Aim
Transcribe the records below exactly, leaving out any pictures.

Data excerpts

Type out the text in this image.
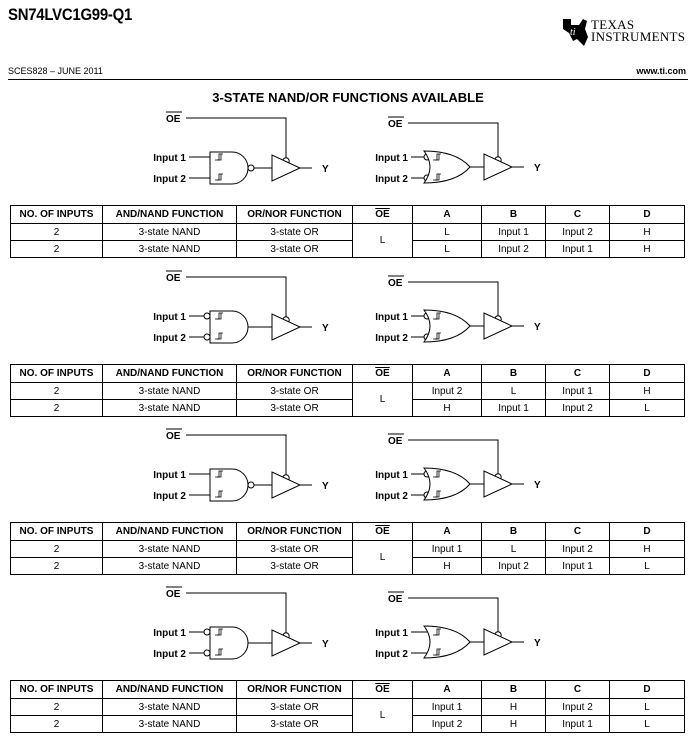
SN74LVC1G99-Q1
ti
TEXAS
INSTRUMENTS
SCES828 – JUNE 2011	www.ti.com
3-STATE NAND/OR FUNCTIONS AVAILABLE
OE
Input 1
Input 2
Y
OE
Input 1
Input 2
Y
OE
Input 1
Input 2
Y
OE
Input 1
Input 2
Y
OE
Input 1
Input 2
Y
OE
Input 1
Input 2
Y
OE
Input 1
Input 2
Y
OE
Input 1
Input 2
Y
NO. OF INPUTS	AND/NAND FUNCTION	OR/NOR FUNCTION	$\overline{OE}$	A	B	C	D
2	3-state NAND	3-state OR	L	L	Input 1	Input 2	H
2	3-state NAND	3-state OR		L	Input 2	Input 1	H
NO. OF INPUTS	AND/NAND FUNCTION	OR/NOR FUNCTION	$\overline{OE}$	A	B	C	D
2	3-state NAND	3-state OR	L	Input 2	L	Input 1	H
2	3-state NAND	3-state OR		H	Input 1	Input 2	L
NO. OF INPUTS	AND/NAND FUNCTION	OR/NOR FUNCTION	$\overline{OE}$	A	B	C	D
2	3-state NAND	3-state OR	L	Input 1	L	Input 2	H
2	3-state NAND	3-state OR		H	Input 2	Input 1	L
NO. OF INPUTS	AND/NAND FUNCTION	OR/NOR FUNCTION	$\overline{OE}$	A	B	C	D
2	3-state NAND	3-state OR	L	Input 1	H	Input 2	L
2	3-state NAND	3-state OR		Input 2	H	Input 1	L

Task response
Type out the text in this image.
SN74LVC1G99-Q1
ti
TEXAS
INSTRUMENTS
SCES828 – JUNE 2011	www.ti.com
3-STATE NAND/OR FUNCTIONS AVAILABLE
OE
Input 1
Input 2
Y
OE
Input 1
Input 2
Y
OE
Input 1
Input 2
Y
OE
Input 1
Input 2
Y
OE
Input 1
Input 2
Y
OE
Input 1
Input 2
Y
OE
Input 1
Input 2
Y
OE
Input 1
Input 2
Y
NO. OF INPUTS	AND/NAND FUNCTION	OR/NOR FUNCTION	$\overline{OE}$	A	B	C	D
2	3-state NAND	3-state OR	L	L	Input 1	Input 2	H
2	3-state NAND	3-state OR		L	Input 2	Input 1	H
NO. OF INPUTS	AND/NAND FUNCTION	OR/NOR FUNCTION	$\overline{OE}$	A	B	C	D
2	3-state NAND	3-state OR	L	Input 2	L	Input 1	H
2	3-state NAND	3-state OR		H	Input 1	Input 2	L
NO. OF INPUTS	AND/NAND FUNCTION	OR/NOR FUNCTION	$\overline{OE}$	A	B	C	D
2	3-state NAND	3-state OR	L	Input 1	L	Input 2	H
2	3-state NAND	3-state OR		H	Input 2	Input 1	L
NO. OF INPUTS	AND/NAND FUNCTION	OR/NOR FUNCTION	$\overline{OE}$	A	B	C	D
2	3-state NAND	3-state OR	L	Input 1	H	Input 2	L
2	3-state NAND	3-state OR		Input 2	H	Input 1	L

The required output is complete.